Lay out every line of the entries below as a Markdown table with two columns, Row and Entry line: put the row number in Row and the full line in Entry line, and leave out blank lines.

**DATASET ROWS**
══════
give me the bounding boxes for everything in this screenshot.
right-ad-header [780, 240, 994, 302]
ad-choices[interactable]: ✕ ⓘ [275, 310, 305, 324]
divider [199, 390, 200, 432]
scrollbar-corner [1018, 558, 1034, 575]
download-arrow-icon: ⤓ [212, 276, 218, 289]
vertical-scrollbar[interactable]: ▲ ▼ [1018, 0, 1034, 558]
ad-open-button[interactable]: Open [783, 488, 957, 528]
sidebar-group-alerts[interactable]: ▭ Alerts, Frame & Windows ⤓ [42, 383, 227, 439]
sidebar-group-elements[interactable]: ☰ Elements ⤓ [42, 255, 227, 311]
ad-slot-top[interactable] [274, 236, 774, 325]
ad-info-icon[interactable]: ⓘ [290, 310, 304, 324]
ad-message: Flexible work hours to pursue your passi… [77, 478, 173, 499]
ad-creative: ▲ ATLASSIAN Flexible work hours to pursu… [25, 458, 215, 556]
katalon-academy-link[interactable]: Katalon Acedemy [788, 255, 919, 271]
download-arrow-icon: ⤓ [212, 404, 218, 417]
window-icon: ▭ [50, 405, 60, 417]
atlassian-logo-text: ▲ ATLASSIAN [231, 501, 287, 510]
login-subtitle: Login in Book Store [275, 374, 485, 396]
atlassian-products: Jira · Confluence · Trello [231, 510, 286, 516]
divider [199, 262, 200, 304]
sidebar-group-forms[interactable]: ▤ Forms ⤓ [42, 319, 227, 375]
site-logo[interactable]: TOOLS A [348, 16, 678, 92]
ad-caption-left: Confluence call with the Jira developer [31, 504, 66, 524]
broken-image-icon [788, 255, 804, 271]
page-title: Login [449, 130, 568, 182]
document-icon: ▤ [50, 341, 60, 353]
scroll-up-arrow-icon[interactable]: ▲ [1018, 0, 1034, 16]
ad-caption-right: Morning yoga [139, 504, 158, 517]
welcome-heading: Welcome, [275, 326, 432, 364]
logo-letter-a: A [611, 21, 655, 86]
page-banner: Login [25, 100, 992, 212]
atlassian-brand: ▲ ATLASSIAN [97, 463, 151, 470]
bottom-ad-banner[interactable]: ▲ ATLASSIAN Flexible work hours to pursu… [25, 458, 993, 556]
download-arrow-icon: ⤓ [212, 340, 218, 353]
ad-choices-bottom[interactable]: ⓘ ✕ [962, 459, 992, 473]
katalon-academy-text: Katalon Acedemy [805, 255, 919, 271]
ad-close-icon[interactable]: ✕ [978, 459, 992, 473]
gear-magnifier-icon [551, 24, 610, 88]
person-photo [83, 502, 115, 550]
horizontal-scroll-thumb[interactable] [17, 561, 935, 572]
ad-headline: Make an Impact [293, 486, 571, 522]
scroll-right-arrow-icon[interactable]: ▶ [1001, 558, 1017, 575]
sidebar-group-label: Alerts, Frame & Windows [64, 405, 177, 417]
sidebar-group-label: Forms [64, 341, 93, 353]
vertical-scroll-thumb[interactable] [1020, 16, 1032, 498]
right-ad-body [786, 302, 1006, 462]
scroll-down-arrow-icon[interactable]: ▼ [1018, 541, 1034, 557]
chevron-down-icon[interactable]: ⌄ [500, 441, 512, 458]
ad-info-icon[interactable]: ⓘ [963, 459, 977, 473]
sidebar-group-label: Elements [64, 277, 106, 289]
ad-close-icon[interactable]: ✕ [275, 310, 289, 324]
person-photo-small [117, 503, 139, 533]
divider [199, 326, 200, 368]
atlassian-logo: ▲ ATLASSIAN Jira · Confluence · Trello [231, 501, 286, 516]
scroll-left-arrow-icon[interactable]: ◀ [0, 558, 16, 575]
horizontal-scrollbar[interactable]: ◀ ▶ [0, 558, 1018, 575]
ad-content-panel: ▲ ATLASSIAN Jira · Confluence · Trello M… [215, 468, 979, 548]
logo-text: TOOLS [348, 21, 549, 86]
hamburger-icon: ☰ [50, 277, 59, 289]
══════
**SOLUTION FOR THIS PROBLEM**
| Row | Entry line |
|---|---|
| 1 | give me the bounding boxes for everything in this screenshot. |
| 2 | right-ad-header [780, 240, 994, 302] |
| 3 | ad-choices[interactable]: ✕ ⓘ [275, 310, 305, 324] |
| 4 | divider [199, 390, 200, 432] |
| 5 | scrollbar-corner [1018, 558, 1034, 575] |
| 6 | download-arrow-icon: ⤓ [212, 276, 218, 289] |
| 7 | vertical-scrollbar[interactable]: ▲ ▼ [1018, 0, 1034, 558] |
| 8 | ad-open-button[interactable]: Open [783, 488, 957, 528] |
| 9 | sidebar-group-alerts[interactable]: ▭ Alerts, Frame & Windows ⤓ [42, 383, 227, 439] |
| 10 | sidebar-group-elements[interactable]: ☰ Elements ⤓ [42, 255, 227, 311] |
| 11 | ad-slot-top[interactable] [274, 236, 774, 325] |
| 12 | ad-info-icon[interactable]: ⓘ [290, 310, 304, 324] |
| 13 | ad-message: Flexible work hours to pursue your passi… [77, 478, 173, 499] |
| 14 | ad-creative: ▲ ATLASSIAN Flexible work hours to pursu… [25, 458, 215, 556] |
| 15 | katalon-academy-link[interactable]: Katalon Acedemy [788, 255, 919, 271] |
| 16 | download-arrow-icon: ⤓ [212, 404, 218, 417] |
| 17 | window-icon: ▭ [50, 405, 60, 417] |
| 18 | atlassian-logo-text: ▲ ATLASSIAN [231, 501, 287, 510] |
| 19 | login-subtitle: Login in Book Store [275, 374, 485, 396] |
| 20 | atlassian-products: Jira · Confluence · Trello [231, 510, 286, 516] |
| 21 | divider [199, 262, 200, 304] |
| 22 | sidebar-group-forms[interactable]: ▤ Forms ⤓ [42, 319, 227, 375] |
| 23 | site-logo[interactable]: TOOLS A [348, 16, 678, 92] |
| 24 | ad-caption-left: Confluence call with the Jira developer [31, 504, 66, 524] |
| 25 | broken-image-icon [788, 255, 804, 271] |
| 26 | page-title: Login [449, 130, 568, 182] |
| 27 | document-icon: ▤ [50, 341, 60, 353] |
| 28 | scroll-up-arrow-icon[interactable]: ▲ [1018, 0, 1034, 16] |
| 29 | ad-caption-right: Morning yoga [139, 504, 158, 517] |
| 30 | welcome-heading: Welcome, [275, 326, 432, 364] |
| 31 | logo-letter-a: A [611, 21, 655, 86] |
| 32 | page-banner: Login [25, 100, 992, 212] |
| 33 | atlassian-brand: ▲ ATLASSIAN [97, 463, 151, 470] |
| 34 | bottom-ad-banner[interactable]: ▲ ATLASSIAN Flexible work hours to pursu… [25, 458, 993, 556] |
| 35 | download-arrow-icon: ⤓ [212, 340, 218, 353] |
| 36 | ad-choices-bottom[interactable]: ⓘ ✕ [962, 459, 992, 473] |
| 37 | katalon-academy-text: Katalon Acedemy [805, 255, 919, 271] |
| 38 | ad-close-icon[interactable]: ✕ [978, 459, 992, 473] |
| 39 | gear-magnifier-icon [551, 24, 610, 88] |
| 40 | person-photo [83, 502, 115, 550] |
| 41 | horizontal-scroll-thumb[interactable] [17, 561, 935, 572] |
| 42 | ad-headline: Make an Impact [293, 486, 571, 522] |
| 43 | scroll-right-arrow-icon[interactable]: ▶ [1001, 558, 1017, 575] |
| 44 | sidebar-group-label: Alerts, Frame & Windows [64, 405, 177, 417] |
| 45 | sidebar-group-label: Forms [64, 341, 93, 353] |
| 46 | vertical-scroll-thumb[interactable] [1020, 16, 1032, 498] |
| 47 | right-ad-body [786, 302, 1006, 462] |
| 48 | scroll-down-arrow-icon[interactable]: ▼ [1018, 541, 1034, 557] |
| 49 | chevron-down-icon[interactable]: ⌄ [500, 441, 512, 458] |
| 50 | ad-info-icon[interactable]: ⓘ [963, 459, 977, 473] |
| 51 | sidebar-group-label: Elements [64, 277, 106, 289] |
| 52 | ad-close-icon[interactable]: ✕ [275, 310, 289, 324] |
| 53 | person-photo-small [117, 503, 139, 533] |
| 54 | divider [199, 326, 200, 368] |
| 55 | atlassian-logo: ▲ ATLASSIAN Jira · Confluence · Trello [231, 501, 286, 516] |
| 56 | scroll-left-arrow-icon[interactable]: ◀ [0, 558, 16, 575] |
| 57 | horizontal-scrollbar[interactable]: ◀ ▶ [0, 558, 1018, 575] |
| 58 | ad-content-panel: ▲ ATLASSIAN Jira · Confluence · Trello M… [215, 468, 979, 548] |
| 59 | logo-text: TOOLS [348, 21, 549, 86] |
| 60 | hamburger-icon: ☰ [50, 277, 59, 289] |